Data items:
■ ■ ■ ■ ■ ■ ■
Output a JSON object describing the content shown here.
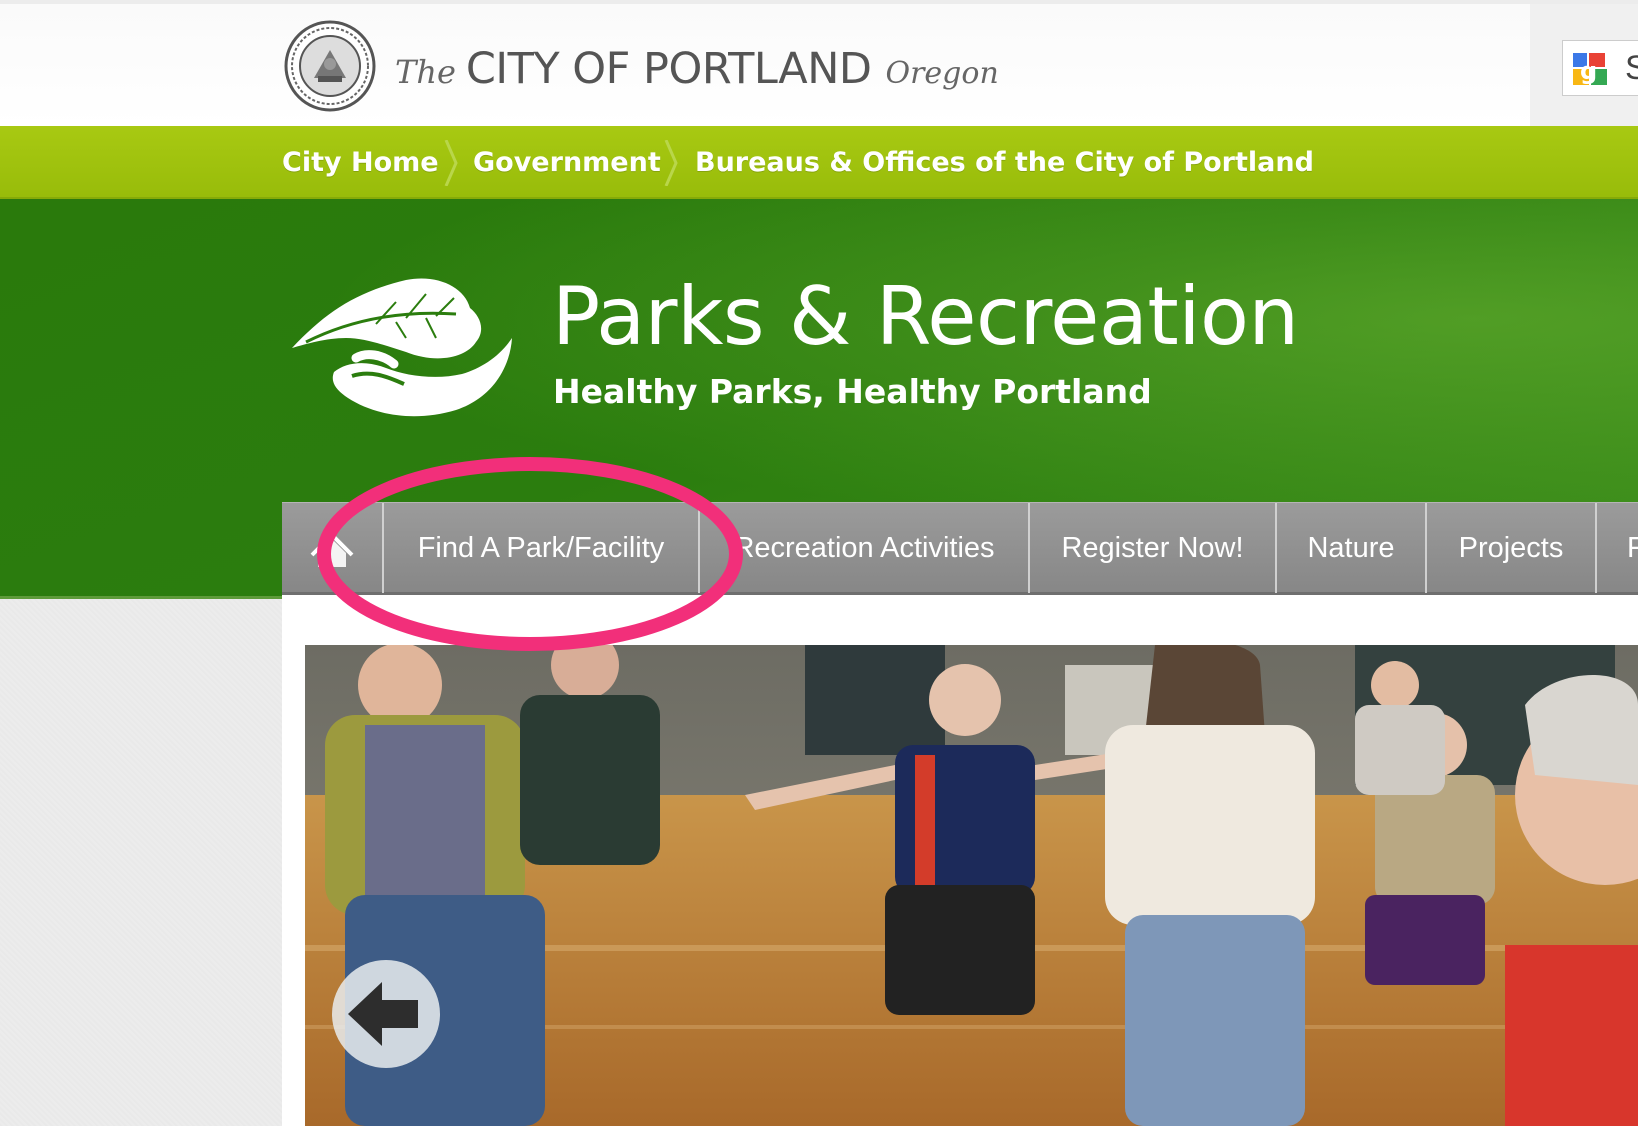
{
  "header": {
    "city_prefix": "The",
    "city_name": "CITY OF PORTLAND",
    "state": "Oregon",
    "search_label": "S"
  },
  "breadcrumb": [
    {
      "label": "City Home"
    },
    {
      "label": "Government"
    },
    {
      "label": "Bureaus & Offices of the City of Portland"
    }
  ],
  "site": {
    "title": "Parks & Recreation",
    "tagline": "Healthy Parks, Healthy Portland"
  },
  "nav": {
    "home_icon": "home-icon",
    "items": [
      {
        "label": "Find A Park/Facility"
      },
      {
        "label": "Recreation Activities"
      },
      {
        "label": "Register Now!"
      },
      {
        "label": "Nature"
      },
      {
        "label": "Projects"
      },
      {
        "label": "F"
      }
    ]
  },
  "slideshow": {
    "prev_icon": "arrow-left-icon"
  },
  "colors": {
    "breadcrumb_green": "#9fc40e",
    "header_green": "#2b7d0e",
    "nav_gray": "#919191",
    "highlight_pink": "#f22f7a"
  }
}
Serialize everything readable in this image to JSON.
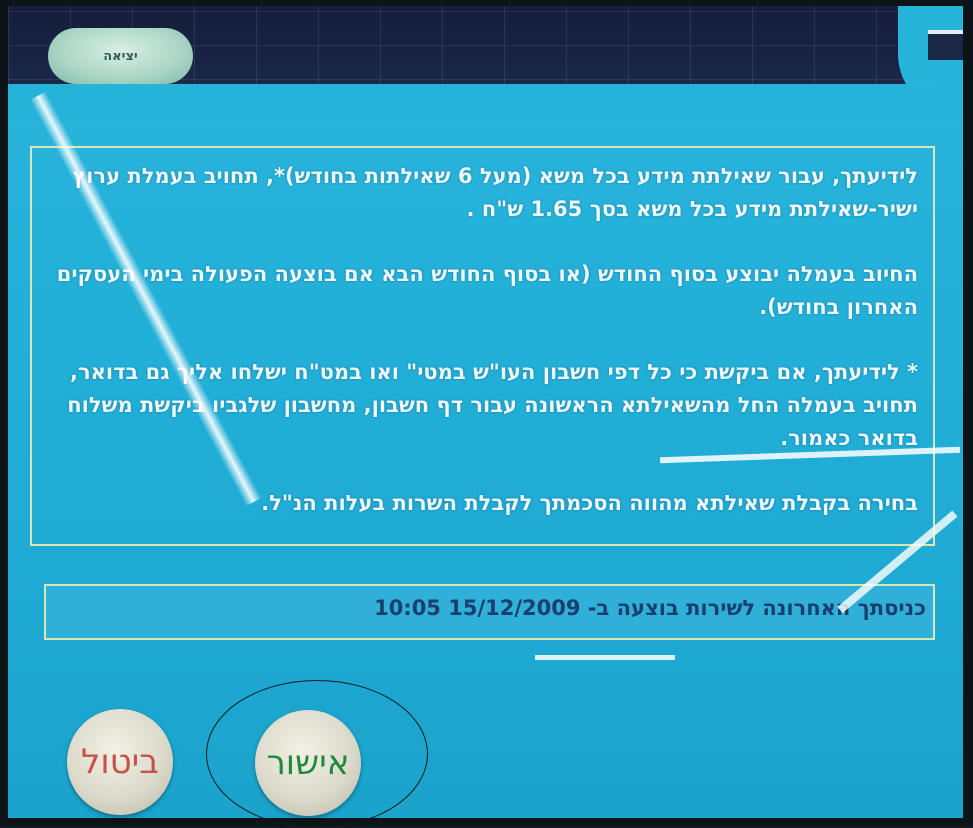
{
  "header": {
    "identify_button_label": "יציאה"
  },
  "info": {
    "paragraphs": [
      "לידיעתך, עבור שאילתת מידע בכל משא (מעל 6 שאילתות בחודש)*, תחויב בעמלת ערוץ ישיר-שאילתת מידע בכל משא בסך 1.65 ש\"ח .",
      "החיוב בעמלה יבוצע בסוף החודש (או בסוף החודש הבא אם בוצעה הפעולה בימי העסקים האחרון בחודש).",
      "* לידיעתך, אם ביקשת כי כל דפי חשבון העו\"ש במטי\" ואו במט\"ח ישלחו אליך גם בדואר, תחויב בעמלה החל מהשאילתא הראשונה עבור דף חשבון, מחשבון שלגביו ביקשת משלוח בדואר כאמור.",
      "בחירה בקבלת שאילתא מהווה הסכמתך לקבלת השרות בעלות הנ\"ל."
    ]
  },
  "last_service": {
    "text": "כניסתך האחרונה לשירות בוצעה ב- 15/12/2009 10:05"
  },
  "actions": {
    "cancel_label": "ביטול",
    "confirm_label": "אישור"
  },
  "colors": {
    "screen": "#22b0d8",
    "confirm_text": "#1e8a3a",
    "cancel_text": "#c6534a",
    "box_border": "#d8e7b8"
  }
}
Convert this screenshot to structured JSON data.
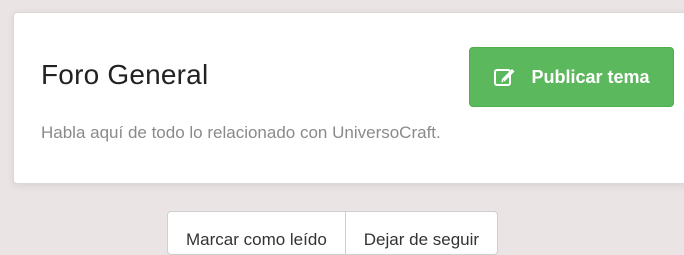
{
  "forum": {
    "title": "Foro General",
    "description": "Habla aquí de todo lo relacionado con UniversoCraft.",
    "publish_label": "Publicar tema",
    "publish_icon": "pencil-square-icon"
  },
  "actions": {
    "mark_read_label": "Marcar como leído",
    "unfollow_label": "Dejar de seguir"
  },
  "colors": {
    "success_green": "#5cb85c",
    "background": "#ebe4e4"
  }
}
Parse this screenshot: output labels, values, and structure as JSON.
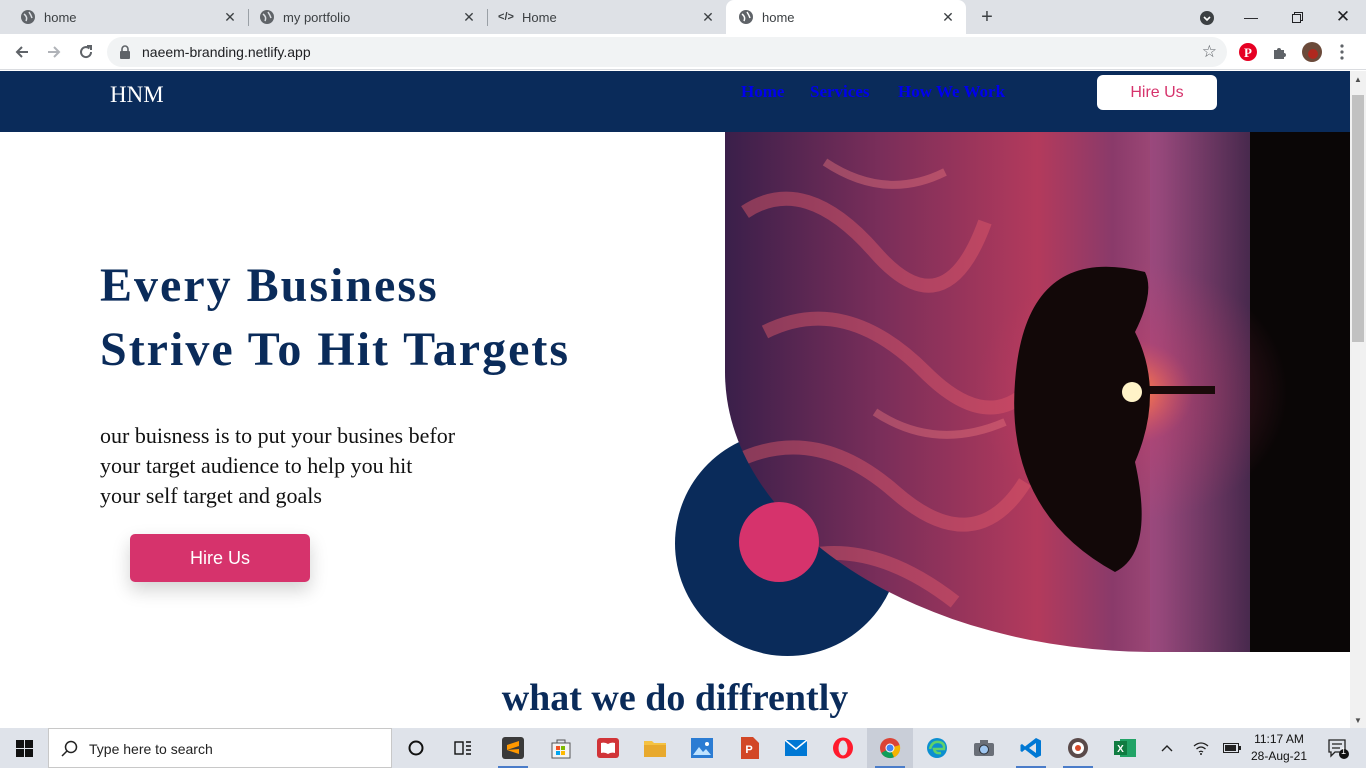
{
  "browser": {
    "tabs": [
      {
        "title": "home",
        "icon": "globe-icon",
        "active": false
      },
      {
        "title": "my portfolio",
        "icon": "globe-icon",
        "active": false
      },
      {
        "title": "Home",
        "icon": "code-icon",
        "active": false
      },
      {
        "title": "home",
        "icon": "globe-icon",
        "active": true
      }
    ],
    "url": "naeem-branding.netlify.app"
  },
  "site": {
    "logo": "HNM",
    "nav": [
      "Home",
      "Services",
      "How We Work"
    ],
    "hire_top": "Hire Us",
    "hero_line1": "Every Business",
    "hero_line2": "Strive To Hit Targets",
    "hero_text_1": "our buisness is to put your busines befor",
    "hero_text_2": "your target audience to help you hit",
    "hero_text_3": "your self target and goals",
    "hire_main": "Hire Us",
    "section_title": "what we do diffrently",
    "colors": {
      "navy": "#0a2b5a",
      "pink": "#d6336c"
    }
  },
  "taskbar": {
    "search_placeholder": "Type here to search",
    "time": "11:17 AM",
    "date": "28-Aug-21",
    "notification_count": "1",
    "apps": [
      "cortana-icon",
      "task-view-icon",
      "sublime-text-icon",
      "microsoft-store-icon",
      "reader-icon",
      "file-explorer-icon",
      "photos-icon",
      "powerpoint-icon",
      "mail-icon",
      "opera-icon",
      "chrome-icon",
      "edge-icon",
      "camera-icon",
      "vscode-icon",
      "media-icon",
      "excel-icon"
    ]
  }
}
■ ■ ■ ■ ■ ■ ■
- [WHAT YOU WILL DO]
Return the material word for word. Pictures are not part of the copy.

- [ANSWER TO THE PROBLEM]
Output a JSON object describing the content shown here.
{
  "header": {
    "city_prefix": "The",
    "city_name": "CITY OF PORTLAND",
    "state": "Oregon",
    "search_label": "S"
  },
  "breadcrumb": [
    {
      "label": "City Home"
    },
    {
      "label": "Government"
    },
    {
      "label": "Bureaus & Offices of the City of Portland"
    }
  ],
  "site": {
    "title": "Parks & Recreation",
    "tagline": "Healthy Parks, Healthy Portland"
  },
  "nav": {
    "home_icon": "home-icon",
    "items": [
      {
        "label": "Find A Park/Facility"
      },
      {
        "label": "Recreation Activities"
      },
      {
        "label": "Register Now!"
      },
      {
        "label": "Nature"
      },
      {
        "label": "Projects"
      },
      {
        "label": "F"
      }
    ]
  },
  "slideshow": {
    "prev_icon": "arrow-left-icon"
  },
  "colors": {
    "breadcrumb_green": "#9fc40e",
    "header_green": "#2b7d0e",
    "nav_gray": "#919191",
    "highlight_pink": "#f22f7a"
  }
}
Serialize everything readable in this image to JSON.
{
  "header": {
    "identify_button_label": "יציאה"
  },
  "info": {
    "paragraphs": [
      "לידיעתך, עבור שאילתת מידע בכל משא (מעל 6 שאילתות בחודש)*, תחויב בעמלת ערוץ ישיר-שאילתת מידע בכל משא בסך 1.65 ש\"ח .",
      "החיוב בעמלה יבוצע בסוף החודש (או בסוף החודש הבא אם בוצעה הפעולה בימי העסקים האחרון בחודש).",
      "* לידיעתך, אם ביקשת כי כל דפי חשבון העו\"ש במטי\" ואו במט\"ח ישלחו אליך גם בדואר, תחויב בעמלה החל מהשאילתא הראשונה עבור דף חשבון, מחשבון שלגביו ביקשת משלוח בדואר כאמור.",
      "בחירה בקבלת שאילתא מהווה הסכמתך לקבלת השרות בעלות הנ\"ל."
    ]
  },
  "last_service": {
    "text": "כניסתך האחרונה לשירות בוצעה ב- 15/12/2009 10:05"
  },
  "actions": {
    "cancel_label": "ביטול",
    "confirm_label": "אישור"
  },
  "colors": {
    "screen": "#22b0d8",
    "confirm_text": "#1e8a3a",
    "cancel_text": "#c6534a",
    "box_border": "#d8e7b8"
  }
}
Convert this screenshot to structured JSON data.
{
  "forum": {
    "title": "Foro General",
    "description": "Habla aquí de todo lo relacionado con UniversoCraft.",
    "publish_label": "Publicar tema",
    "publish_icon": "pencil-square-icon"
  },
  "actions": {
    "mark_read_label": "Marcar como leído",
    "unfollow_label": "Dejar de seguir"
  },
  "colors": {
    "success_green": "#5cb85c",
    "background": "#ebe4e4"
  }
}
Parse this screenshot: output labels, values, and structure as JSON.
{
  "browser": {
    "tabs": [
      {
        "title": "home",
        "icon": "globe-icon",
        "active": false
      },
      {
        "title": "my portfolio",
        "icon": "globe-icon",
        "active": false
      },
      {
        "title": "Home",
        "icon": "code-icon",
        "active": false
      },
      {
        "title": "home",
        "icon": "globe-icon",
        "active": true
      }
    ],
    "url": "naeem-branding.netlify.app"
  },
  "site": {
    "logo": "HNM",
    "nav": [
      "Home",
      "Services",
      "How We Work"
    ],
    "hire_top": "Hire Us",
    "hero_line1": "Every Business",
    "hero_line2": "Strive To Hit Targets",
    "hero_text_1": "our buisness is to put your busines befor",
    "hero_text_2": "your target audience to help you hit",
    "hero_text_3": "your self target and goals",
    "hire_main": "Hire Us",
    "section_title": "what we do diffrently",
    "colors": {
      "navy": "#0a2b5a",
      "pink": "#d6336c"
    }
  },
  "taskbar": {
    "search_placeholder": "Type here to search",
    "time": "11:17 AM",
    "date": "28-Aug-21",
    "notification_count": "1",
    "apps": [
      "cortana-icon",
      "task-view-icon",
      "sublime-text-icon",
      "microsoft-store-icon",
      "reader-icon",
      "file-explorer-icon",
      "photos-icon",
      "powerpoint-icon",
      "mail-icon",
      "opera-icon",
      "chrome-icon",
      "edge-icon",
      "camera-icon",
      "vscode-icon",
      "media-icon",
      "excel-icon"
    ]
  }
}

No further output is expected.